GOAL: Copy each line below that contains "peligro".

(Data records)

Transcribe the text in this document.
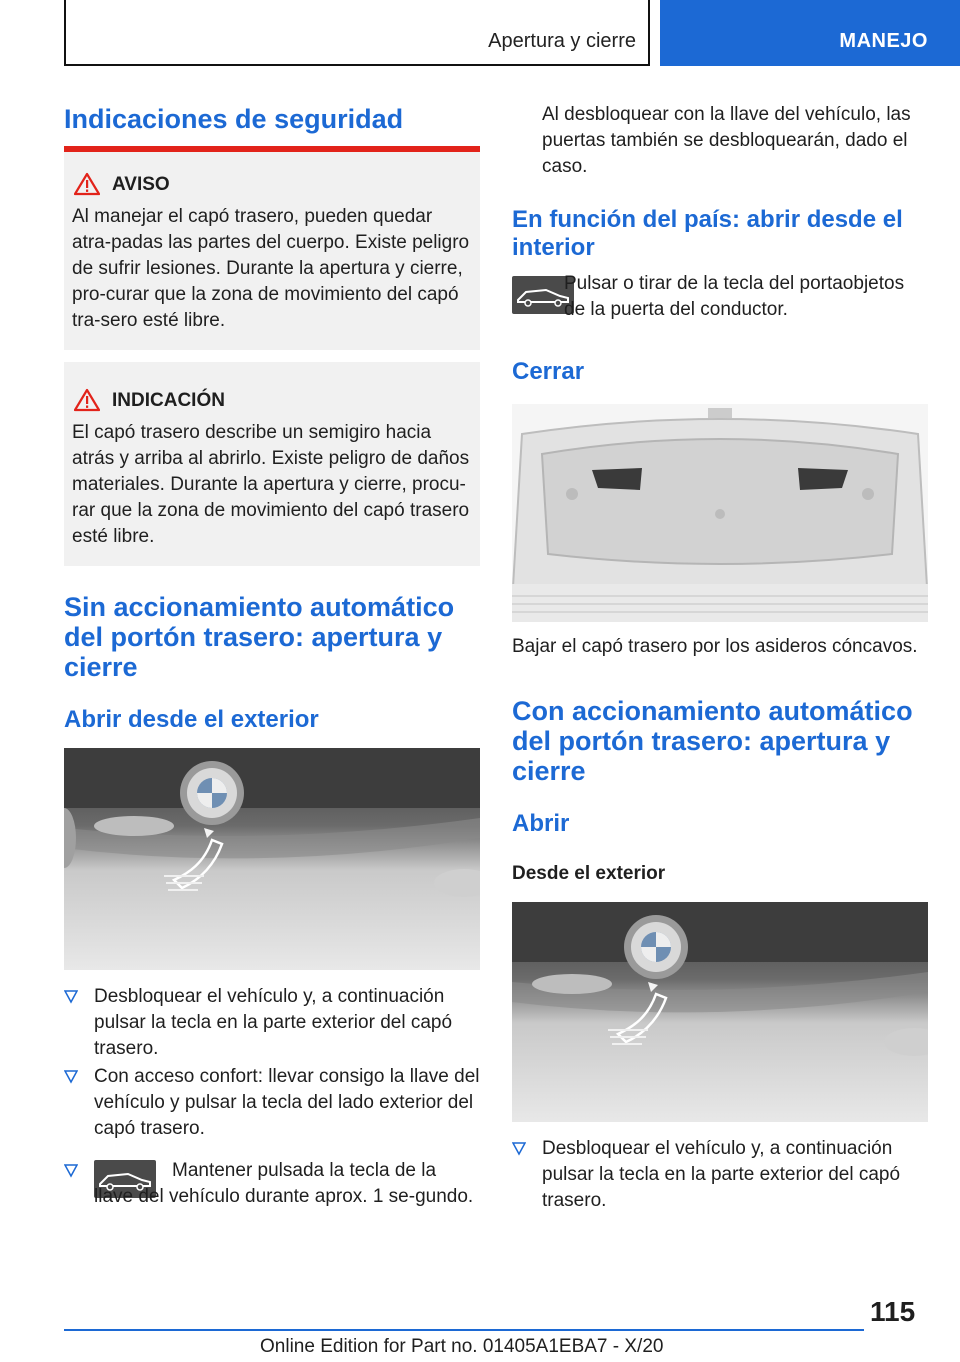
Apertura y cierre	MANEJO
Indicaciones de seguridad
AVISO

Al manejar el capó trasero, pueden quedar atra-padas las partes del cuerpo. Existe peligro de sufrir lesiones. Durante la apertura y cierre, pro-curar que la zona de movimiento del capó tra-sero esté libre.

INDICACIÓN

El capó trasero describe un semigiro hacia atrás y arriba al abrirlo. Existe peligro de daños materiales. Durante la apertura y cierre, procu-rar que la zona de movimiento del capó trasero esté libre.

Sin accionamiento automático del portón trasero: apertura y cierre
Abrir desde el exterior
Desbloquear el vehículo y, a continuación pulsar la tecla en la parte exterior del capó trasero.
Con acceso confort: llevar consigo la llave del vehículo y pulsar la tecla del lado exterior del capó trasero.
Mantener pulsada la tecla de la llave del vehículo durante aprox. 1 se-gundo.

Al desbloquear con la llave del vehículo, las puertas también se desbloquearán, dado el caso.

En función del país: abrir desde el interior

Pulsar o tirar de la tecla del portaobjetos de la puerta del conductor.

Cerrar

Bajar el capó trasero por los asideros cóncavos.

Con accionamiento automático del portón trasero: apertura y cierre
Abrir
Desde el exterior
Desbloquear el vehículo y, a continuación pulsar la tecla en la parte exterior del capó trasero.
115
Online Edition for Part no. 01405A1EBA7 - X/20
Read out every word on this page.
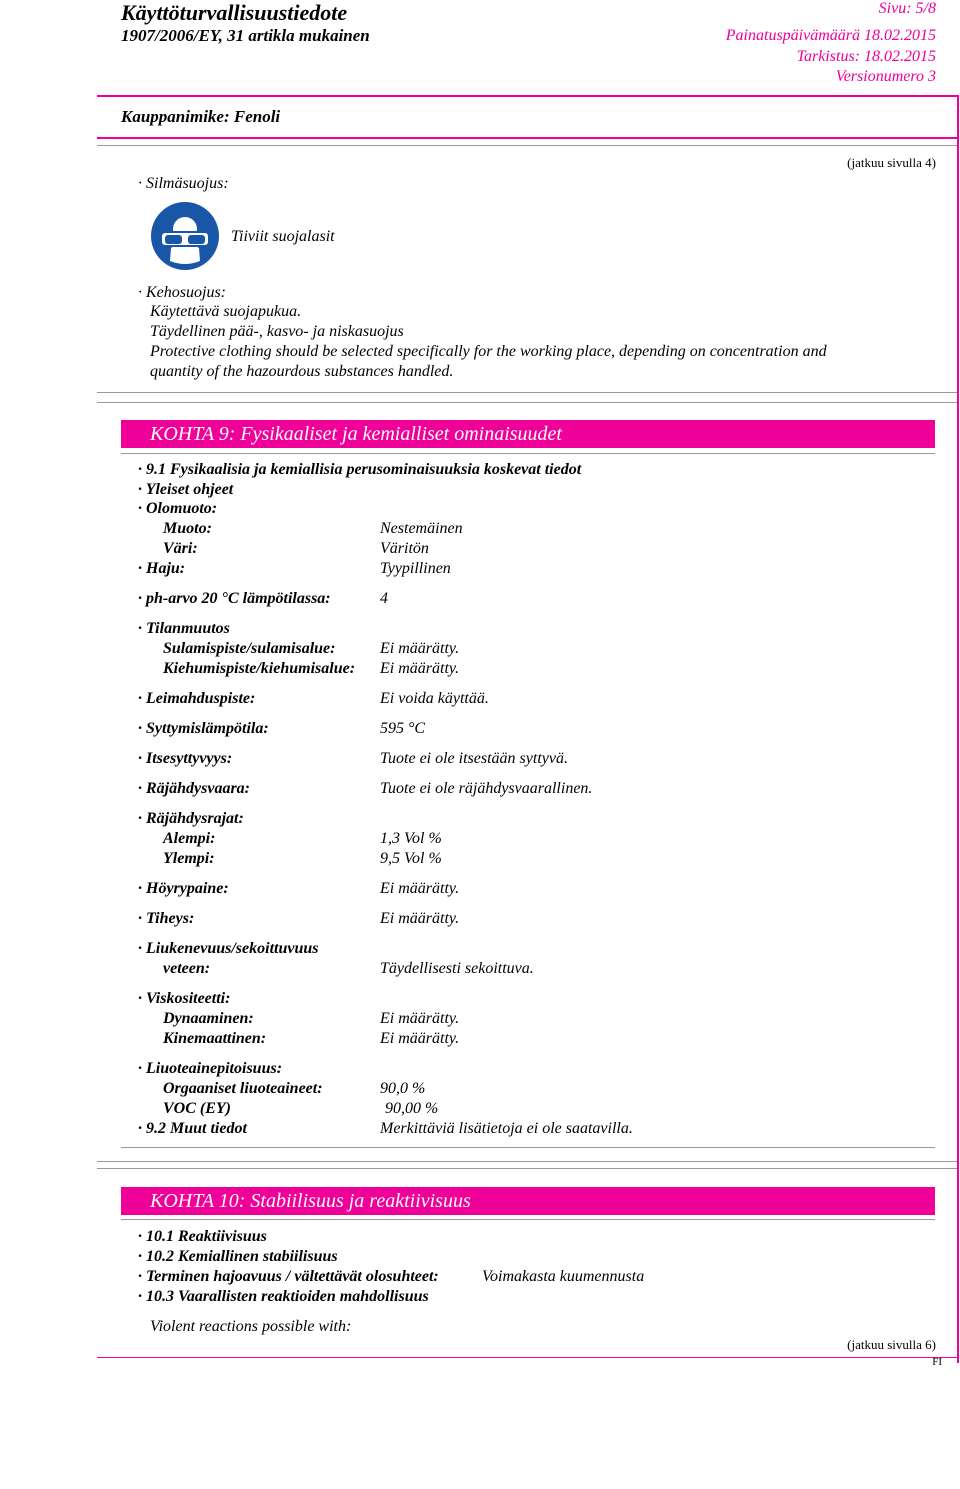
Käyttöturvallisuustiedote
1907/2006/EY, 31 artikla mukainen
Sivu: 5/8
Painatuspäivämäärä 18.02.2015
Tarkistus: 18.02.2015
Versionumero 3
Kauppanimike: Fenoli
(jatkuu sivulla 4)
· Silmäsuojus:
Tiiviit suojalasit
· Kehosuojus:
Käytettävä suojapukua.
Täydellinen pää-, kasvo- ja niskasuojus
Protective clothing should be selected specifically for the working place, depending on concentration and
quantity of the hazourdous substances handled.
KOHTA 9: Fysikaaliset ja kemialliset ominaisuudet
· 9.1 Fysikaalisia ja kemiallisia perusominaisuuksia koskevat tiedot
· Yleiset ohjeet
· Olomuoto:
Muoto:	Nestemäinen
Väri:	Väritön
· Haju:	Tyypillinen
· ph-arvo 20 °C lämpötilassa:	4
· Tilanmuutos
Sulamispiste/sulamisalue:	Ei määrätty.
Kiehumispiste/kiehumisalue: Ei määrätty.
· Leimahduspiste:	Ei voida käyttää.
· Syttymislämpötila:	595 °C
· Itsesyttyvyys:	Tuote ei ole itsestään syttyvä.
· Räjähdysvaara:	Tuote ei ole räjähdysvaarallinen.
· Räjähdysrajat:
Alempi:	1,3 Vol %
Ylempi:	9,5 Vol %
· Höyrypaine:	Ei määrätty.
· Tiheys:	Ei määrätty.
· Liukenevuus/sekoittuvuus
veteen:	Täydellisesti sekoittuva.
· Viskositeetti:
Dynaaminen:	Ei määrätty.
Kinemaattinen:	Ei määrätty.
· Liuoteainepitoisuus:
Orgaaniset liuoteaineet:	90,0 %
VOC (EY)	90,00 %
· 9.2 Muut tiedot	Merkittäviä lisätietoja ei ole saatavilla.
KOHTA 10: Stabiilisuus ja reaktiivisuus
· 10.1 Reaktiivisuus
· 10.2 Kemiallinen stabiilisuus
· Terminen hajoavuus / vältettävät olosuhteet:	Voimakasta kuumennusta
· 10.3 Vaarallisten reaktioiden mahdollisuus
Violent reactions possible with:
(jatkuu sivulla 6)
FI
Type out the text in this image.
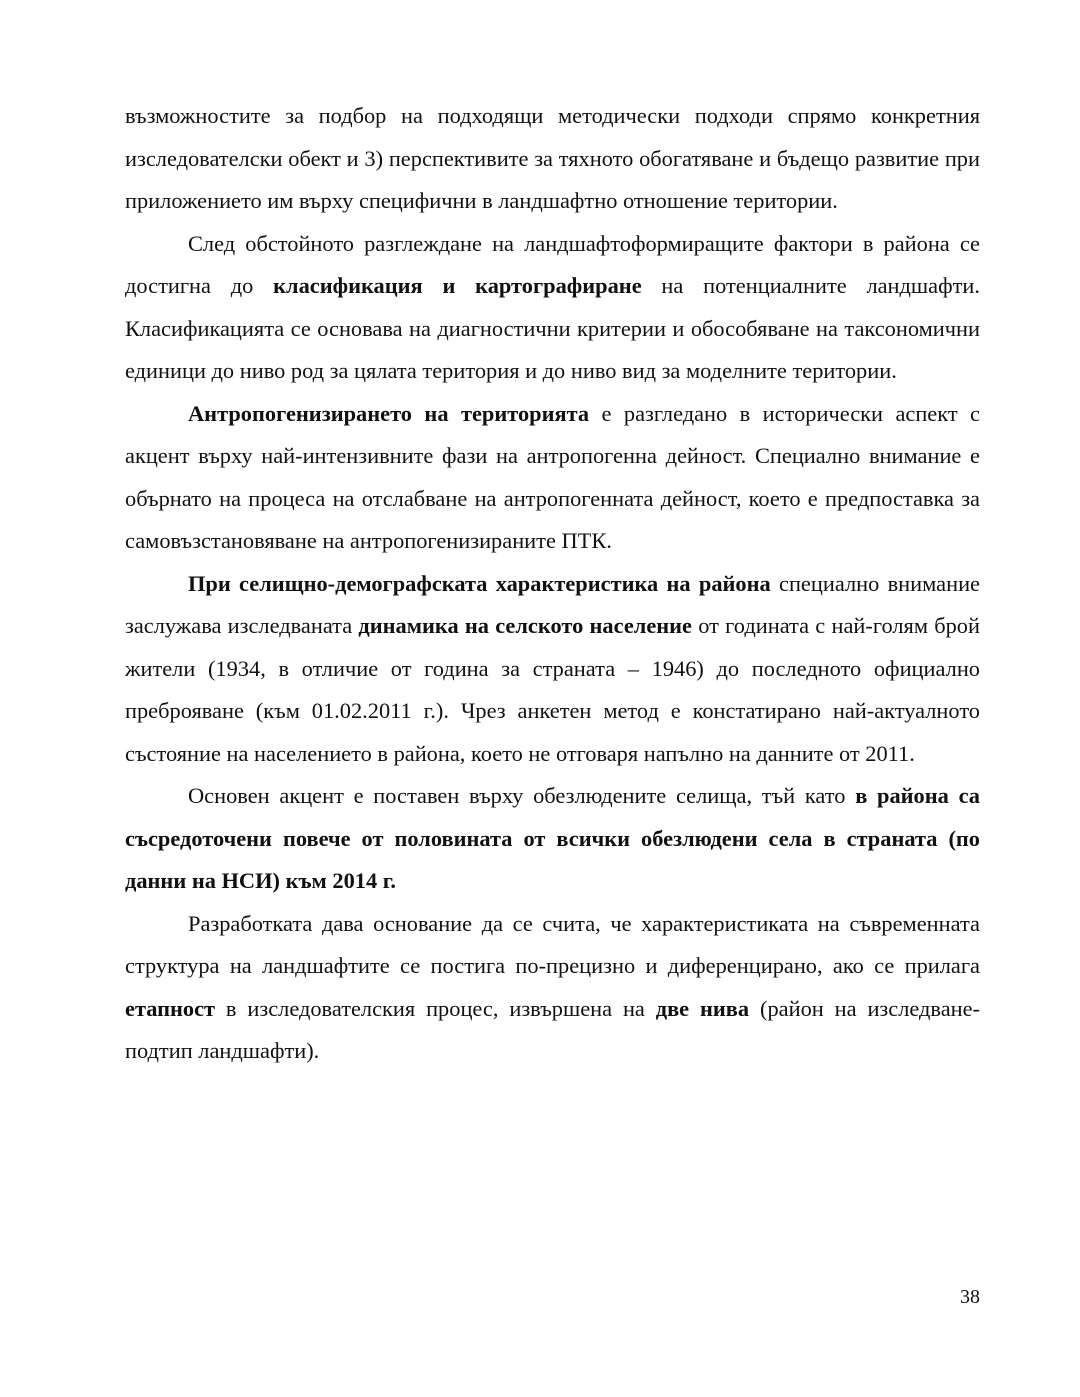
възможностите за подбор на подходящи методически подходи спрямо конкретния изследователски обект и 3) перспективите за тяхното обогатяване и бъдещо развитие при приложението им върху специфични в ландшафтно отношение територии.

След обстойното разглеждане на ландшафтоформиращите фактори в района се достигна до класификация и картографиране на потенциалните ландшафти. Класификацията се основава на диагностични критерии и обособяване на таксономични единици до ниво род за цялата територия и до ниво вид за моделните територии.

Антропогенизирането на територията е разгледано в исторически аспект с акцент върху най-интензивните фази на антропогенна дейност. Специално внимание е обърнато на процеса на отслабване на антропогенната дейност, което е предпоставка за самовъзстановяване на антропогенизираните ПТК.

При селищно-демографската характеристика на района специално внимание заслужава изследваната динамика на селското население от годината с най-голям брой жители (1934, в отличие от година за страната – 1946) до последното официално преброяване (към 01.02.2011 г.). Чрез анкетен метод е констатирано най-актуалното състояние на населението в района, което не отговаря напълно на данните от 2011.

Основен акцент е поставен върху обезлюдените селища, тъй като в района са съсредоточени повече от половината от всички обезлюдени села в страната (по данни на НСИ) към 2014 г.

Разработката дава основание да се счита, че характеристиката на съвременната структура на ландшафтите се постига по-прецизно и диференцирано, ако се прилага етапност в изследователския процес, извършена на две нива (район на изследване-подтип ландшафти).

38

WRITTEN ANSWER:
Al manejar el capó trasero, pueden quedar atra-padas las partes del cuerpo. Existe peligro de sufrir lesiones. Durante la apertura y cierre, pro-curar que la zona de movimiento del capó tra-sero esté libre.
El capó trasero describe un semigiro hacia atrás y arriba al abrirlo. Existe peligro de daños materiales. Durante la apertura y cierre, procu-rar que la zona de movimiento del capó trasero esté libre.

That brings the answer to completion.